### [Task]
Can you find the lines of the listing that include "AppEvents" and copy every one?

---------------

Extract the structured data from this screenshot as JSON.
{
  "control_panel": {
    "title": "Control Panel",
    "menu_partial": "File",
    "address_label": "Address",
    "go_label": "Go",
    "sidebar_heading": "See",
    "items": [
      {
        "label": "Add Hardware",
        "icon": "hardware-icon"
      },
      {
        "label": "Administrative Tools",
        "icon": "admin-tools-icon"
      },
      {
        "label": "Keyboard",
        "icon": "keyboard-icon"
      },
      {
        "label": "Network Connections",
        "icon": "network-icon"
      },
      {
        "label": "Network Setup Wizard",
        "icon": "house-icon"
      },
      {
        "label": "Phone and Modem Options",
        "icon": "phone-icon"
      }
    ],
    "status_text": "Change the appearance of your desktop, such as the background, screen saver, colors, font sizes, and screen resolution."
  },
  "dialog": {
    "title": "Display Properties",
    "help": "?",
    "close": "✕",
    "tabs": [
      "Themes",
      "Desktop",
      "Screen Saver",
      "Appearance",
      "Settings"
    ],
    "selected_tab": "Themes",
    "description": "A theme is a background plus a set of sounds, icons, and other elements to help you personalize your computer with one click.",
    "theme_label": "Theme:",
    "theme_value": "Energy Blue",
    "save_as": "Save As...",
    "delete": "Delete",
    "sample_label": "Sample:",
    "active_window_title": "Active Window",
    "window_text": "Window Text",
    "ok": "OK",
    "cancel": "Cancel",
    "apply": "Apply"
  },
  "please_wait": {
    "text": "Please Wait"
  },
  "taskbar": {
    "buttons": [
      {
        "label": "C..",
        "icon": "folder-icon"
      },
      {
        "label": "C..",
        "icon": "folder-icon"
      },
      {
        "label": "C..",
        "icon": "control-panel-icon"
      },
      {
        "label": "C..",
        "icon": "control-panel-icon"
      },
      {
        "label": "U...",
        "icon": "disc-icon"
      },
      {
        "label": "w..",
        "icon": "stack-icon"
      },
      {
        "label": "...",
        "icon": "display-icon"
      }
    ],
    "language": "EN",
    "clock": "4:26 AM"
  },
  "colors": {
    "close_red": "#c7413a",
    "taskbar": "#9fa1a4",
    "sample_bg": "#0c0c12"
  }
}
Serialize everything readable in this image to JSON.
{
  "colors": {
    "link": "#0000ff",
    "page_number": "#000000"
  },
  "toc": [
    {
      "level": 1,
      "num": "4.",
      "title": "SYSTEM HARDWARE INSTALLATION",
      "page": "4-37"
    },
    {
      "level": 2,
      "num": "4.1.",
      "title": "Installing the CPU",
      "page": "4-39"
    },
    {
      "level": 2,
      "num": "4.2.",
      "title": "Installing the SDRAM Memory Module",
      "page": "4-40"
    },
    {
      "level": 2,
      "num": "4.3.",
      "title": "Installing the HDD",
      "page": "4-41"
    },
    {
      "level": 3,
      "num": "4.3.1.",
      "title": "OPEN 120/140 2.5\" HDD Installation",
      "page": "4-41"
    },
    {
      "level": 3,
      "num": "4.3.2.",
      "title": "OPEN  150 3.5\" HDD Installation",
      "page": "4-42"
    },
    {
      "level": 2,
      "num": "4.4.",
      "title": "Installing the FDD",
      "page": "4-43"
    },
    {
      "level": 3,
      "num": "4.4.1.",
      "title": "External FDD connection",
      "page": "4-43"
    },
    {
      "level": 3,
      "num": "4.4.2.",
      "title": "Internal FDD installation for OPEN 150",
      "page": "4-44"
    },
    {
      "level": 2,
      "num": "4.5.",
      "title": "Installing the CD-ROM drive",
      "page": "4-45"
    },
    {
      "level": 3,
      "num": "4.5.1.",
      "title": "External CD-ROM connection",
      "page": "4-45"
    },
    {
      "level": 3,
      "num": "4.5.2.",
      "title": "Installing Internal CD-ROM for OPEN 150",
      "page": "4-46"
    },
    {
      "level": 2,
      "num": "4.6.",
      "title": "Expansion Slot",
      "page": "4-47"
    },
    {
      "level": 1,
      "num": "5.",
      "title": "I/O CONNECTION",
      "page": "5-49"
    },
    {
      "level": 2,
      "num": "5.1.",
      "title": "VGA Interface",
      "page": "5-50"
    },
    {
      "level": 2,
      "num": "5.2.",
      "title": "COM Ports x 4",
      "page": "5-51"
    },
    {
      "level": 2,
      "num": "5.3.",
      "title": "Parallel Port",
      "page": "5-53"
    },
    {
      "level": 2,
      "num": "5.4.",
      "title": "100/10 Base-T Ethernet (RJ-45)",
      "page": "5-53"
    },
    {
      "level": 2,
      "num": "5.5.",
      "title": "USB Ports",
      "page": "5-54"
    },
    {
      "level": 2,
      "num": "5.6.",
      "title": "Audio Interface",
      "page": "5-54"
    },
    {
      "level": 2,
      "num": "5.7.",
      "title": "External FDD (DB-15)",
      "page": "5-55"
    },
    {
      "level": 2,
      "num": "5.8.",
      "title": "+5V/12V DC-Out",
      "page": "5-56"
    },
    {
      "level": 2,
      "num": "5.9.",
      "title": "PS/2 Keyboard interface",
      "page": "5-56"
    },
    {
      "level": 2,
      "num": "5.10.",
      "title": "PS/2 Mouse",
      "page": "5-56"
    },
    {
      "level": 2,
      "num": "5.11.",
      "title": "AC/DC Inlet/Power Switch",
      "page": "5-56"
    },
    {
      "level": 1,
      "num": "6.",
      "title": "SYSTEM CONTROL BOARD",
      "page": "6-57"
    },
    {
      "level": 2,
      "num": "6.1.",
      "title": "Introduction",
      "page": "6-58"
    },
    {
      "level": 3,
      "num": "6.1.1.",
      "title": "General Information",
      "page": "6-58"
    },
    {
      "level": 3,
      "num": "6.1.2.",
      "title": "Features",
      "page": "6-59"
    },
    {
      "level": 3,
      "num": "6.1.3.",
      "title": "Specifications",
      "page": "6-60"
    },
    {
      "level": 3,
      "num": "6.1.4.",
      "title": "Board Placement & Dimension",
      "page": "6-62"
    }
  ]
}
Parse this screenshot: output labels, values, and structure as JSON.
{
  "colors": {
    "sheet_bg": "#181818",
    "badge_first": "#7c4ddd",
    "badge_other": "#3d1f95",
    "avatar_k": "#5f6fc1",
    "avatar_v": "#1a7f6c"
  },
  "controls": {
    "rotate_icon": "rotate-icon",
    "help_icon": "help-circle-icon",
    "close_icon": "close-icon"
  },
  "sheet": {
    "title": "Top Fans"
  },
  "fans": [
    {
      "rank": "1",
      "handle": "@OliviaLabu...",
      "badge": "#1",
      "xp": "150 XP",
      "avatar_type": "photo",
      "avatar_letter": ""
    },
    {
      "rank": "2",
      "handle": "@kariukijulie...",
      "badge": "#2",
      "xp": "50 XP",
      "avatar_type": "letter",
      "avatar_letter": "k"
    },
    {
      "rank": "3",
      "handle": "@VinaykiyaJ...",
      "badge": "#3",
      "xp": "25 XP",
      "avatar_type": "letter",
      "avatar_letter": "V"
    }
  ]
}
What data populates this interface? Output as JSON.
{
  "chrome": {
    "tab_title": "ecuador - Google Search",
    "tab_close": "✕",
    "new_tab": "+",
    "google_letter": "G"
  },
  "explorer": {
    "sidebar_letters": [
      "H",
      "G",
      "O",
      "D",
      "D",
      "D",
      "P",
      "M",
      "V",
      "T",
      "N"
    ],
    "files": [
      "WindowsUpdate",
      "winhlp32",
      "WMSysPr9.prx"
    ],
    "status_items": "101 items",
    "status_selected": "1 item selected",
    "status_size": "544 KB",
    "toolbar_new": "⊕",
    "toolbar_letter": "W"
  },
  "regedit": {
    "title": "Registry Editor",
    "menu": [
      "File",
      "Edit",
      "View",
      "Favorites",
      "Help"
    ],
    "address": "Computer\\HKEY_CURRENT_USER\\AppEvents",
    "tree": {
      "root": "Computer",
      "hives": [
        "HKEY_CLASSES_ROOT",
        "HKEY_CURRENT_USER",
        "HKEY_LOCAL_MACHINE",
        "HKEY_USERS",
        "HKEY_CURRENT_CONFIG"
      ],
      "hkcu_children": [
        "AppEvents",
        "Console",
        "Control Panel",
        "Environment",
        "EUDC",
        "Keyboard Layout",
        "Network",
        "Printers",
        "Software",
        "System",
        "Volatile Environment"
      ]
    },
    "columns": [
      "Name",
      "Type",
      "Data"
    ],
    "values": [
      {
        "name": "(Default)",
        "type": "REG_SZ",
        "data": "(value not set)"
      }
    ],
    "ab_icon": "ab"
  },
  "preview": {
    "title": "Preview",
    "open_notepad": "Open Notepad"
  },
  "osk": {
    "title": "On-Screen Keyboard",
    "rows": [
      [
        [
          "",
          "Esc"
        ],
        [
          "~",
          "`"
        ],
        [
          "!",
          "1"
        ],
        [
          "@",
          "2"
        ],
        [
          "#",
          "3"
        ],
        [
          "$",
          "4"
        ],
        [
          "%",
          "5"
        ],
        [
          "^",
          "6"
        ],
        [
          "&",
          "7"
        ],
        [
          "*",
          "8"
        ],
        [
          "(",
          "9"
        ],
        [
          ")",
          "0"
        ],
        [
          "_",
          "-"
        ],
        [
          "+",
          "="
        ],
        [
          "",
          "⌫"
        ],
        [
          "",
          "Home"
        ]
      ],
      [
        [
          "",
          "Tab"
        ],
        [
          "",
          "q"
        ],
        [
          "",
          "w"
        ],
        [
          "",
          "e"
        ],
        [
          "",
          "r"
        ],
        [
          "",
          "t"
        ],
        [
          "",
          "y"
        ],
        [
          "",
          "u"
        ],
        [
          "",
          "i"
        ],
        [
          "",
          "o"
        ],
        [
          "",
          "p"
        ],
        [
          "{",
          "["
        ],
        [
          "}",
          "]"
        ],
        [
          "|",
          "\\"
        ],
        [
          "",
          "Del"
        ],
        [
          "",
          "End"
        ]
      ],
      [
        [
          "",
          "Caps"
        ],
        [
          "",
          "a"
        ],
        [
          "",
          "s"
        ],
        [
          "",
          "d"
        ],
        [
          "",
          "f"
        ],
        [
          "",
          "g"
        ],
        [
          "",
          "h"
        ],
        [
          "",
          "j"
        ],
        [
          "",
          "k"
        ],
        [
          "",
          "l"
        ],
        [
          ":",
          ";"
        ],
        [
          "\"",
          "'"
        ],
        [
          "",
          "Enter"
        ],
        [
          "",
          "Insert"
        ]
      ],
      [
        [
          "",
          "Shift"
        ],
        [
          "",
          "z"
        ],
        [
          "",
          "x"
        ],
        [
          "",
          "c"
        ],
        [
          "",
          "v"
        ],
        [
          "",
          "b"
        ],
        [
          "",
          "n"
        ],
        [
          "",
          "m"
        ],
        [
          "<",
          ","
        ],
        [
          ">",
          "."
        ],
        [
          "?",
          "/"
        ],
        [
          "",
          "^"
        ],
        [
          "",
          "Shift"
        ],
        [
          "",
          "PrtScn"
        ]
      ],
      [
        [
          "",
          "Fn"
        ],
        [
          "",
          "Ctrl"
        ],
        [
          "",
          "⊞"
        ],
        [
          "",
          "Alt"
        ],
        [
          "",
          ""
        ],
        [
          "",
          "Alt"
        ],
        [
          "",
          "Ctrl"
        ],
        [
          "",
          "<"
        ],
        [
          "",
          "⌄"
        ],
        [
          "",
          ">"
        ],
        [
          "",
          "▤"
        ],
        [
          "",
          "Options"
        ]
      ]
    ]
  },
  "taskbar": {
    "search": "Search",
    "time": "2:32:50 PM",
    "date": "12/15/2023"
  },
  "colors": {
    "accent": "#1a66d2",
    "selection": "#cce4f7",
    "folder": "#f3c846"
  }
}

---------------

### [Result for this exercise]
    "address": "Computer\\HKEY_CURRENT_USER\\AppEvents",
        "AppEvents",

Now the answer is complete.